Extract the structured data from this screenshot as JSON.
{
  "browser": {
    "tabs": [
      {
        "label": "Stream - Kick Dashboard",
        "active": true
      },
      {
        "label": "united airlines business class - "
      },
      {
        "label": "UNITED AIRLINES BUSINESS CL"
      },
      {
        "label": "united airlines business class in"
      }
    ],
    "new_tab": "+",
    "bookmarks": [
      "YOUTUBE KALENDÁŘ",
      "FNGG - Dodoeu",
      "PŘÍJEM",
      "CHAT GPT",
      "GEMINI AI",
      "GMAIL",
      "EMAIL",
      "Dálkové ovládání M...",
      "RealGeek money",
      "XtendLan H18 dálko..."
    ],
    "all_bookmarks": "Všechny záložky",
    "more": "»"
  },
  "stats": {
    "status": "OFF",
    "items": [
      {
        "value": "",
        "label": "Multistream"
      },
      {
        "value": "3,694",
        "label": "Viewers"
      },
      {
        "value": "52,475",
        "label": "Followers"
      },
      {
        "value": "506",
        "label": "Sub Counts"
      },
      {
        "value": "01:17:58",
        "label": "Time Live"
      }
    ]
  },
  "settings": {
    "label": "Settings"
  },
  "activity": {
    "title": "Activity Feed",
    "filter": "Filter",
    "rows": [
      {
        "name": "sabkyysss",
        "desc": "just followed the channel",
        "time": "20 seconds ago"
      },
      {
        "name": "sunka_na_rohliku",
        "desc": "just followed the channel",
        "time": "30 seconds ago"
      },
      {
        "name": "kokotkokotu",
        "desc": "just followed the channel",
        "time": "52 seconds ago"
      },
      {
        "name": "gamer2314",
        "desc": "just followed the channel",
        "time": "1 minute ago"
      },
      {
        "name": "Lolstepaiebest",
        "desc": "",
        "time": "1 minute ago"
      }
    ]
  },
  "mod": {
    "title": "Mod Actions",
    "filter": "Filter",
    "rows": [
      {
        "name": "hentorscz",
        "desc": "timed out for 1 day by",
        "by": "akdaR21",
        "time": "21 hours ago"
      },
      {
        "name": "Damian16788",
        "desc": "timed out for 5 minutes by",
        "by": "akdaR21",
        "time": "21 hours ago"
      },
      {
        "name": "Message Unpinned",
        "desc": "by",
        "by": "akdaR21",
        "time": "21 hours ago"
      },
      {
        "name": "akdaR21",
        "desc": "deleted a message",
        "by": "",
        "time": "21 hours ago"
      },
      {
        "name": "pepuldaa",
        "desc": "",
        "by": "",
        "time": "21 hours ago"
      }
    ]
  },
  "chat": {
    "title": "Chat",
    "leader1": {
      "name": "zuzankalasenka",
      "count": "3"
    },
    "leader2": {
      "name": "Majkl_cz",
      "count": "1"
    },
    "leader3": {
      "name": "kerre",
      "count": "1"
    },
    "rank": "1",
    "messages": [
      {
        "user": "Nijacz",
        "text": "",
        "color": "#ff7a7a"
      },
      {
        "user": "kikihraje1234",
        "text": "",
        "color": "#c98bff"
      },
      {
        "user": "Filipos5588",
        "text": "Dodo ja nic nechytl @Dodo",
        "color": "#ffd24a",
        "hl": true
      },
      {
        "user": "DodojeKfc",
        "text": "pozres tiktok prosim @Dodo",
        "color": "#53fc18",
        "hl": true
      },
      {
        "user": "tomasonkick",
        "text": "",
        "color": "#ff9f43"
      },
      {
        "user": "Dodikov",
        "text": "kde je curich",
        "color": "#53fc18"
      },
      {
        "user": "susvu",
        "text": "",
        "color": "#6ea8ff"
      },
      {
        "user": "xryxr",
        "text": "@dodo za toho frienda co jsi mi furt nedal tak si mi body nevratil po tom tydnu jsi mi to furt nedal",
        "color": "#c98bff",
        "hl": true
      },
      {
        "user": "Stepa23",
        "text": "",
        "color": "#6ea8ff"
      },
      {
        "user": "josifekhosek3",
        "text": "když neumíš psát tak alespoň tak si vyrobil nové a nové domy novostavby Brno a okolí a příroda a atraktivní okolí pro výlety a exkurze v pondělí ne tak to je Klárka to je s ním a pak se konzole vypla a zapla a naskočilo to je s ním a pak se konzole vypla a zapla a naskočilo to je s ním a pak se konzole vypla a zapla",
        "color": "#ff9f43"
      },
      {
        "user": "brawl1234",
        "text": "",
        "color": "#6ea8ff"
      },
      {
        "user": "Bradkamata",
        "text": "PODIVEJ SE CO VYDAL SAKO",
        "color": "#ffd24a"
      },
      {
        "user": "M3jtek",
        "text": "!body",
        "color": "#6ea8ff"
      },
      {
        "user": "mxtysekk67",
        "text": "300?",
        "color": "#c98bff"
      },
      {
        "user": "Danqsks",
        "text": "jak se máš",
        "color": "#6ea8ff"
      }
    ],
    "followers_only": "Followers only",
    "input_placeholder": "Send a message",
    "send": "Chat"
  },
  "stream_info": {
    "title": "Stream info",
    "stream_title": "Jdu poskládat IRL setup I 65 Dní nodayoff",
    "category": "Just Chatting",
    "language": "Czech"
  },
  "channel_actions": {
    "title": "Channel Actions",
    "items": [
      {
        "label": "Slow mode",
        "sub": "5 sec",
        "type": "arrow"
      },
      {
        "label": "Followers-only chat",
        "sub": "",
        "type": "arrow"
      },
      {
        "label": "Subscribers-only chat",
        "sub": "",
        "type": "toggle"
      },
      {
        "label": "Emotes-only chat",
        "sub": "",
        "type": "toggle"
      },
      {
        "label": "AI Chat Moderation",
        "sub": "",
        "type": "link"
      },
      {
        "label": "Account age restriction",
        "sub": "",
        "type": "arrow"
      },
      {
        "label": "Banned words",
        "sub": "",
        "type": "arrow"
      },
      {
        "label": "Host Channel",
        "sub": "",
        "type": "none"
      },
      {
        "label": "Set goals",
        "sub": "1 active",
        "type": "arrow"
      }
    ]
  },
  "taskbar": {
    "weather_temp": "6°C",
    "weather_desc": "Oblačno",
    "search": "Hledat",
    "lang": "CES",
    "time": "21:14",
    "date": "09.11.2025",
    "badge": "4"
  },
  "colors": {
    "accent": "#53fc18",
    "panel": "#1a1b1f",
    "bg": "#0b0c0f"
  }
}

• **Your objective**
Once more, set down the full listing, verbatim.

• **Result for this exercise**
Extract the structured data from this screenshot as JSON.
{
  "browser": {
    "tabs": [
      {
        "label": "Stream - Kick Dashboard",
        "active": true
      },
      {
        "label": "united airlines business class - "
      },
      {
        "label": "UNITED AIRLINES BUSINESS CL"
      },
      {
        "label": "united airlines business class in"
      }
    ],
    "new_tab": "+",
    "bookmarks": [
      "YOUTUBE KALENDÁŘ",
      "FNGG - Dodoeu",
      "PŘÍJEM",
      "CHAT GPT",
      "GEMINI AI",
      "GMAIL",
      "EMAIL",
      "Dálkové ovládání M...",
      "RealGeek money",
      "XtendLan H18 dálko..."
    ],
    "all_bookmarks": "Všechny záložky",
    "more": "»"
  },
  "stats": {
    "status": "OFF",
    "items": [
      {
        "value": "",
        "label": "Multistream"
      },
      {
        "value": "3,694",
        "label": "Viewers"
      },
      {
        "value": "52,475",
        "label": "Followers"
      },
      {
        "value": "506",
        "label": "Sub Counts"
      },
      {
        "value": "01:17:58",
        "label": "Time Live"
      }
    ]
  },
  "settings": {
    "label": "Settings"
  },
  "activity": {
    "title": "Activity Feed",
    "filter": "Filter",
    "rows": [
      {
        "name": "sabkyysss",
        "desc": "just followed the channel",
        "time": "20 seconds ago"
      },
      {
        "name": "sunka_na_rohliku",
        "desc": "just followed the channel",
        "time": "30 seconds ago"
      },
      {
        "name": "kokotkokotu",
        "desc": "just followed the channel",
        "time": "52 seconds ago"
      },
      {
        "name": "gamer2314",
        "desc": "just followed the channel",
        "time": "1 minute ago"
      },
      {
        "name": "Lolstepaiebest",
        "desc": "",
        "time": "1 minute ago"
      }
    ]
  },
  "mod": {
    "title": "Mod Actions",
    "filter": "Filter",
    "rows": [
      {
        "name": "hentorscz",
        "desc": "timed out for 1 day by",
        "by": "akdaR21",
        "time": "21 hours ago"
      },
      {
        "name": "Damian16788",
        "desc": "timed out for 5 minutes by",
        "by": "akdaR21",
        "time": "21 hours ago"
      },
      {
        "name": "Message Unpinned",
        "desc": "by",
        "by": "akdaR21",
        "time": "21 hours ago"
      },
      {
        "name": "akdaR21",
        "desc": "deleted a message",
        "by": "",
        "time": "21 hours ago"
      },
      {
        "name": "pepuldaa",
        "desc": "",
        "by": "",
        "time": "21 hours ago"
      }
    ]
  },
  "chat": {
    "title": "Chat",
    "leader1": {
      "name": "zuzankalasenka",
      "count": "3"
    },
    "leader2": {
      "name": "Majkl_cz",
      "count": "1"
    },
    "leader3": {
      "name": "kerre",
      "count": "1"
    },
    "rank": "1",
    "messages": [
      {
        "user": "Nijacz",
        "text": "",
        "color": "#ff7a7a"
      },
      {
        "user": "kikihraje1234",
        "text": "",
        "color": "#c98bff"
      },
      {
        "user": "Filipos5588",
        "text": "Dodo ja nic nechytl @Dodo",
        "color": "#ffd24a",
        "hl": true
      },
      {
        "user": "DodojeKfc",
        "text": "pozres tiktok prosim @Dodo",
        "color": "#53fc18",
        "hl": true
      },
      {
        "user": "tomasonkick",
        "text": "",
        "color": "#ff9f43"
      },
      {
        "user": "Dodikov",
        "text": "kde je curich",
        "color": "#53fc18"
      },
      {
        "user": "susvu",
        "text": "",
        "color": "#6ea8ff"
      },
      {
        "user": "xryxr",
        "text": "@dodo za toho frienda co jsi mi furt nedal tak si mi body nevratil po tom tydnu jsi mi to furt nedal",
        "color": "#c98bff",
        "hl": true
      },
      {
        "user": "Stepa23",
        "text": "",
        "color": "#6ea8ff"
      },
      {
        "user": "josifekhosek3",
        "text": "když neumíš psát tak alespoň tak si vyrobil nové a nové domy novostavby Brno a okolí a příroda a atraktivní okolí pro výlety a exkurze v pondělí ne tak to je Klárka to je s ním a pak se konzole vypla a zapla a naskočilo to je s ním a pak se konzole vypla a zapla a naskočilo to je s ním a pak se konzole vypla a zapla",
        "color": "#ff9f43"
      },
      {
        "user": "brawl1234",
        "text": "",
        "color": "#6ea8ff"
      },
      {
        "user": "Bradkamata",
        "text": "PODIVEJ SE CO VYDAL SAKO",
        "color": "#ffd24a"
      },
      {
        "user": "M3jtek",
        "text": "!body",
        "color": "#6ea8ff"
      },
      {
        "user": "mxtysekk67",
        "text": "300?",
        "color": "#c98bff"
      },
      {
        "user": "Danqsks",
        "text": "jak se máš",
        "color": "#6ea8ff"
      }
    ],
    "followers_only": "Followers only",
    "input_placeholder": "Send a message",
    "send": "Chat"
  },
  "stream_info": {
    "title": "Stream info",
    "stream_title": "Jdu poskládat IRL setup I 65 Dní nodayoff",
    "category": "Just Chatting",
    "language": "Czech"
  },
  "channel_actions": {
    "title": "Channel Actions",
    "items": [
      {
        "label": "Slow mode",
        "sub": "5 sec",
        "type": "arrow"
      },
      {
        "label": "Followers-only chat",
        "sub": "",
        "type": "arrow"
      },
      {
        "label": "Subscribers-only chat",
        "sub": "",
        "type": "toggle"
      },
      {
        "label": "Emotes-only chat",
        "sub": "",
        "type": "toggle"
      },
      {
        "label": "AI Chat Moderation",
        "sub": "",
        "type": "link"
      },
      {
        "label": "Account age restriction",
        "sub": "",
        "type": "arrow"
      },
      {
        "label": "Banned words",
        "sub": "",
        "type": "arrow"
      },
      {
        "label": "Host Channel",
        "sub": "",
        "type": "none"
      },
      {
        "label": "Set goals",
        "sub": "1 active",
        "type": "arrow"
      }
    ]
  },
  "taskbar": {
    "weather_temp": "6°C",
    "weather_desc": "Oblačno",
    "search": "Hledat",
    "lang": "CES",
    "time": "21:14",
    "date": "09.11.2025",
    "badge": "4"
  },
  "colors": {
    "accent": "#53fc18",
    "panel": "#1a1b1f",
    "bg": "#0b0c0f"
  }
}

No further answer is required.